#### [Task prompt]
Find every line with the string "Uncovered" in it, count them, and reply with that count only.

#### [Data]
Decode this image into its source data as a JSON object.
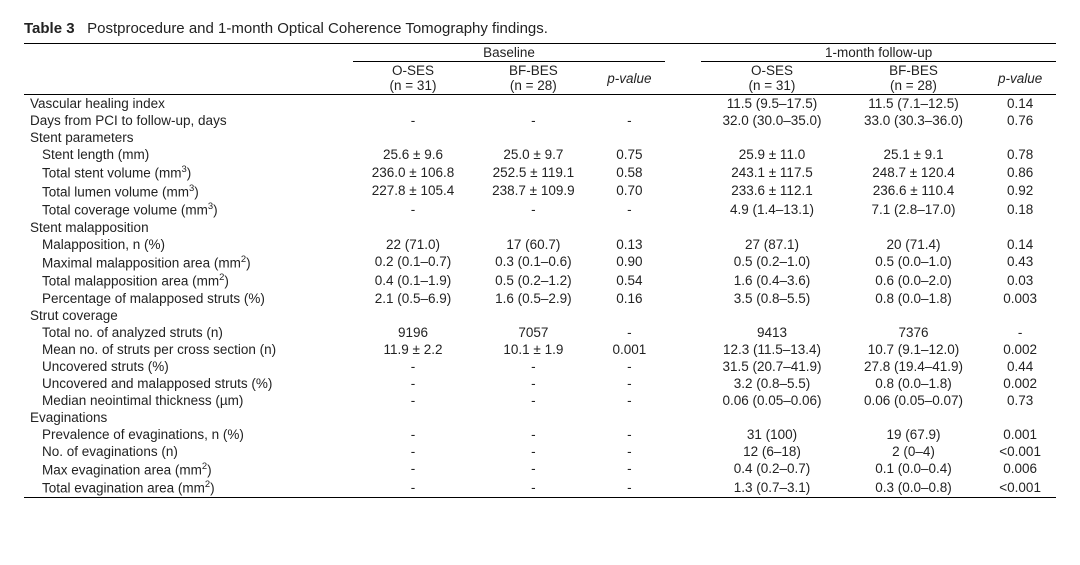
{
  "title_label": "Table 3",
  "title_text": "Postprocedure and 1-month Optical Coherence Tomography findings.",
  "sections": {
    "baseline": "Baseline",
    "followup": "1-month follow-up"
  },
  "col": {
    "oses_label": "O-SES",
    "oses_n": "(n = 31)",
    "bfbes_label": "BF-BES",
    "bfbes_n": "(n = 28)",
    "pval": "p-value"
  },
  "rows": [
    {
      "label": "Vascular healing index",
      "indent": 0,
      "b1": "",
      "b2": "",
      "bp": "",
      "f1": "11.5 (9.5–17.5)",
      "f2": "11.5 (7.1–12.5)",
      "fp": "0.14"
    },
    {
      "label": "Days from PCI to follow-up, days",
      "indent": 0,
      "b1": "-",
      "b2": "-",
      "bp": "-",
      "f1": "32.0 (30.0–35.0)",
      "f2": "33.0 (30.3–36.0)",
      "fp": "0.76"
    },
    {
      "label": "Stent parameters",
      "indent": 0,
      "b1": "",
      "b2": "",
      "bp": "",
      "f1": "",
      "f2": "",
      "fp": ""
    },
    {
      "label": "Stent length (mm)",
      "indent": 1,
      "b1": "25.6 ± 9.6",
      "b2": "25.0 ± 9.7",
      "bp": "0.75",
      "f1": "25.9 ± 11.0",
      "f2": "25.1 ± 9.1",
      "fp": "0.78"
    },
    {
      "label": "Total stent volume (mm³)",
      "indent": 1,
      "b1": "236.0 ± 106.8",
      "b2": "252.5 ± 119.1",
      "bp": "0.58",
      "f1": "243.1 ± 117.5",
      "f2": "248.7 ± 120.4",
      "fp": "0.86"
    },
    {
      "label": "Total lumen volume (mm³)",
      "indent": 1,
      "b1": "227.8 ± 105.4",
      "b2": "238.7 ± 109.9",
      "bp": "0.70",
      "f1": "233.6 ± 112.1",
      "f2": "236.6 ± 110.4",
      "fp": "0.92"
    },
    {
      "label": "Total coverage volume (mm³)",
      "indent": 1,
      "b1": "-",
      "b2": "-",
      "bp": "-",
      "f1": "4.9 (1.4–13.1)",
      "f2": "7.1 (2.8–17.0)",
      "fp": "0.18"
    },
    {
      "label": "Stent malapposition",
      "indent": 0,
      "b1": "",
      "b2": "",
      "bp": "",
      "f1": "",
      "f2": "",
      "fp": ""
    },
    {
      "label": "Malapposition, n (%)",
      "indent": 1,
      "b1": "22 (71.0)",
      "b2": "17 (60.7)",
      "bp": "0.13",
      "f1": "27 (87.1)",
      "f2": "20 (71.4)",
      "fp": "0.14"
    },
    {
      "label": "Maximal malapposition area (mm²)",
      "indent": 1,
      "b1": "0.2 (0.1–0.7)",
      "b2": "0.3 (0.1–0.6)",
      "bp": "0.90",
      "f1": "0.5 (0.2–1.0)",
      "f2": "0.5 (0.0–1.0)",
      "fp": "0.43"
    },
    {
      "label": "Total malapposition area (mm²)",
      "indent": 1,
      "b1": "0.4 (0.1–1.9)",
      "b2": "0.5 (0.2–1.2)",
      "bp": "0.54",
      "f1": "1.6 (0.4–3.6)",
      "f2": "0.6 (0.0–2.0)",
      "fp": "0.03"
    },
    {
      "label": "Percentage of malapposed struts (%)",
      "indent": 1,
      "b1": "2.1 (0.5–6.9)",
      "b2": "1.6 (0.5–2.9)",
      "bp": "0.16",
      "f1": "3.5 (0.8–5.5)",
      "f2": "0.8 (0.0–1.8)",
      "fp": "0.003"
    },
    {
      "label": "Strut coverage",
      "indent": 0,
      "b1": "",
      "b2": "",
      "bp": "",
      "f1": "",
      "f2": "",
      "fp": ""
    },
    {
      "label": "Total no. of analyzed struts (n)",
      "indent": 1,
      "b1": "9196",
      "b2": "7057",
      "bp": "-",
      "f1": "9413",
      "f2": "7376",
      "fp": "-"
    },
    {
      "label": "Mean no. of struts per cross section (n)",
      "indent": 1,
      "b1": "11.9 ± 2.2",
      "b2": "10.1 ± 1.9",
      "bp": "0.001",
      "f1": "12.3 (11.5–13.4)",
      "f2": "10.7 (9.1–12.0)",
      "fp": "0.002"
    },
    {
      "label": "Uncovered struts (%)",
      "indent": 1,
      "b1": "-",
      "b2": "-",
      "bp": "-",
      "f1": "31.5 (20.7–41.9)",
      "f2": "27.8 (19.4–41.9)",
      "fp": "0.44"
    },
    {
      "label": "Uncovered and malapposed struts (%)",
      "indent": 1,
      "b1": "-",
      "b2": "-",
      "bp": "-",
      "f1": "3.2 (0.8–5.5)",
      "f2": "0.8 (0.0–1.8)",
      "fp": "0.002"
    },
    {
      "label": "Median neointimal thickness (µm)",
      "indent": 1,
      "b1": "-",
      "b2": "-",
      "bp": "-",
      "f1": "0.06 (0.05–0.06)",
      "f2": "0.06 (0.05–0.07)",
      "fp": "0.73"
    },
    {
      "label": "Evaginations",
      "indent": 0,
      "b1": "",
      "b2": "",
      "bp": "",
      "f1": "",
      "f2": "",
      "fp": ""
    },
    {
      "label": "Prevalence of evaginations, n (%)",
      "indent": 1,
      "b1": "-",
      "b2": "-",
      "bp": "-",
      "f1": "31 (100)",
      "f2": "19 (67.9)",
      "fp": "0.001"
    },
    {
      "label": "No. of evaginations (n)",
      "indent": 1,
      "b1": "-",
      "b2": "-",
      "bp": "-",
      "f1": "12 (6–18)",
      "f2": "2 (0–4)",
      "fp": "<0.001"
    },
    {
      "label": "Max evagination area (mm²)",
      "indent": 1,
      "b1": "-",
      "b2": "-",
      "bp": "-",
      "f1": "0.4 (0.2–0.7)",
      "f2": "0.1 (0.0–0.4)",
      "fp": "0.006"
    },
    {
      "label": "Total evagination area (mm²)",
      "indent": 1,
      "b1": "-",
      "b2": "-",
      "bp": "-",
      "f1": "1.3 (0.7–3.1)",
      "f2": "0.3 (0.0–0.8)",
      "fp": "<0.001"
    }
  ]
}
...
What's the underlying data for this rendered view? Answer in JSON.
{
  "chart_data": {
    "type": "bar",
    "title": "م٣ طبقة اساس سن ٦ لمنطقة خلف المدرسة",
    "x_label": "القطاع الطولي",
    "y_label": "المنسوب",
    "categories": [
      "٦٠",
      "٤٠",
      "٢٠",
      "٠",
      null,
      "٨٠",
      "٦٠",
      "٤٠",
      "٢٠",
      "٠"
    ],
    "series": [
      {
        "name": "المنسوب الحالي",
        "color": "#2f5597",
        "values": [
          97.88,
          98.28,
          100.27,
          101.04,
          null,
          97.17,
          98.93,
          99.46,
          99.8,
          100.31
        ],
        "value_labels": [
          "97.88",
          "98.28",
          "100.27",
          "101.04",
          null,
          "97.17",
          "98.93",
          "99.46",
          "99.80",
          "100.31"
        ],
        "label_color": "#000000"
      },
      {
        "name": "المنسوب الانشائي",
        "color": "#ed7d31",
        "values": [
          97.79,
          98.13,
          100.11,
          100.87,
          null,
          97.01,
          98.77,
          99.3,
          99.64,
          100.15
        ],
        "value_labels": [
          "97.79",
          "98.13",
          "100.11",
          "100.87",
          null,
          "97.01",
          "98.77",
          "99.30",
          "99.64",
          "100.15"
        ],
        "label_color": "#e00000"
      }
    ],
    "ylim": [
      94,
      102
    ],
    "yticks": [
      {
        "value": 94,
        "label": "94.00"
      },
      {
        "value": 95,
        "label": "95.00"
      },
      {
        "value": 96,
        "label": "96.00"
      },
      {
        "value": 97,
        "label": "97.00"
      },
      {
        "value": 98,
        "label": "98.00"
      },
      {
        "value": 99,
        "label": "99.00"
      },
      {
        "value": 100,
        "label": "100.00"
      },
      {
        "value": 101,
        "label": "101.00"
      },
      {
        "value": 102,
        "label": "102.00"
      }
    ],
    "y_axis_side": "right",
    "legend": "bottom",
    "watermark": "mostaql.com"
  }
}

#### [Response to this task]
2